* Texto de leitura:
===============
A crítica apontou rapidamente a influência de David Bowie, não apenas na estética glam, mas também na concepção do LP como uma ópera rock conceptual, muito à semelhança do clássico «The Rise And Fall Of Ziggy Stardust and the Spiders from Mars». A personagem Omega, criada por Marilyn Manson, era um reflexo distorcido da figura de Ziggy: um messias alienígena arruinado pelo estrelato e pelo abuso de substâncias. Essa encenação prolongou-se para os palcos, onde a banda adoptou visuais espalhafatosos, com cabelos vermelhos, maquilhagem brilhante e roupas que misturavam decadência e futurismo.

Apesar das mudanças, MARILYN MANSON não abandonou completamente o seu lado corrosivo. Faixas como «I Want to Disappear» e «Posthuman» mostravam que a banda ainda tinha raízes punk, metal e industriais, agora filtradas por um espírito mais sarcástico e dançável. A presença de Zim Zum, que gravou a maioria das guitarras antes de abandonar a banda, e de John 5, que assumiu a função ao vivo, reforçava essa transição. O álbum contou ainda com a participação especial de Dave Navarro em «I Don’t Like the Drugs (But the Drugs Like Me)», sublinhando a conexão com o rock alternativo de finais dos anos 90.

O impacto comercial foi imediato. Lançado a 15 de Setembro de 1998, o «Mechanical Animals» estreou directamente no topo da Billboard 200, tornando-se o primeiro álbum de MARILYN MANSON a alcançar o número um. O feito mostrava que, apesar das mudanças estéticas e sonoras, o público não só aceitava a nova direcção como a celebrava. A recepção crítica, embora dividida, acabou por reconhecer a ousadia da transformação.

Agora, em retrospetiva, o «Mechanical Animals» pode ser visto como um ponto de viragem. Ao mesmo tempo que consolidou MARILYN MANSON como um dos nomes mais controversos e mediáticos do final da década de 90, demonstrou também a sua capacidade de reinventar-se artisticamente, escapando não só à sombra de Trent Reznor, mas também da estética puramente industrial. O disco abriu caminho para uma carreira mais versátil, onde a experimentação passou a conviver com a provocação.

Mais de duas décadas depois, continua a ser lembrado como uma das obras mais ousadas e enigmáticas da banda. Não apenas pelo som, mas pelo retrato cruel de uma cultura onde fama, alienação e drogas se confundem numa narrativa tão artificial quanto brilhante. Tal como Omega, em «Mechanical Animals» o Sr. Manson foi simultaneamente estrela e cadáver, profeta e vítima — e talvez seja precisamente nessa dualidade que reside a sua força duradoura.
===============
* Tarefa A: Transcreva do texto sobre o álbum «Mechanical Animals» o trecho que vai de "Mais de duas" a "sua força duradoura.".
* Tarefa B: Segundo o texto sobre o álbum «Mechanical Animals», as afirmações seguintes estão corretas? Responda a cada uma com sim ou não e cite as palavras do texto que o comprovam: (i) O álbum foi lançado a 15 de Setembro de 1998. (ii) Zim Zum assumiu a função de guitarrista nos concertos ao vivo. (iii) A recepção crítica ao álbum foi unânime.

* Material fornecido:
===============
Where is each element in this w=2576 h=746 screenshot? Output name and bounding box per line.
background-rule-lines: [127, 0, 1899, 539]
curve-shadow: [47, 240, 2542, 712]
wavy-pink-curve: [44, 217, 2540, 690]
===============
* Resposta completa A:
Mais de duas décadas depois, continua a ser lembrado como uma das obras mais ousadas e enigmáticas da banda. Não apenas pelo som, mas pelo retrato cruel de uma cultura onde fama, alienação e drogas se confundem numa narrativa tão artificial quanto brilhante. Tal como Omega, em «Mechanical Animals» o Sr. Manson foi simultaneamente estrela e cadáver, profeta e vítima — e talvez seja precisamente nessa dualidade que reside a sua força duradoura.

* Resposta completa B:
(i) Sim: "Lançado a 15 de Setembro de 1998".
(ii) Não: "Zim Zum, que gravou a maioria das guitarras antes de abandonar a banda, e de John 5, que assumiu a função ao vivo".
(iii) Não: "A recepção crítica, embora dividida, acabou por reconhecer a ousadia da transformação."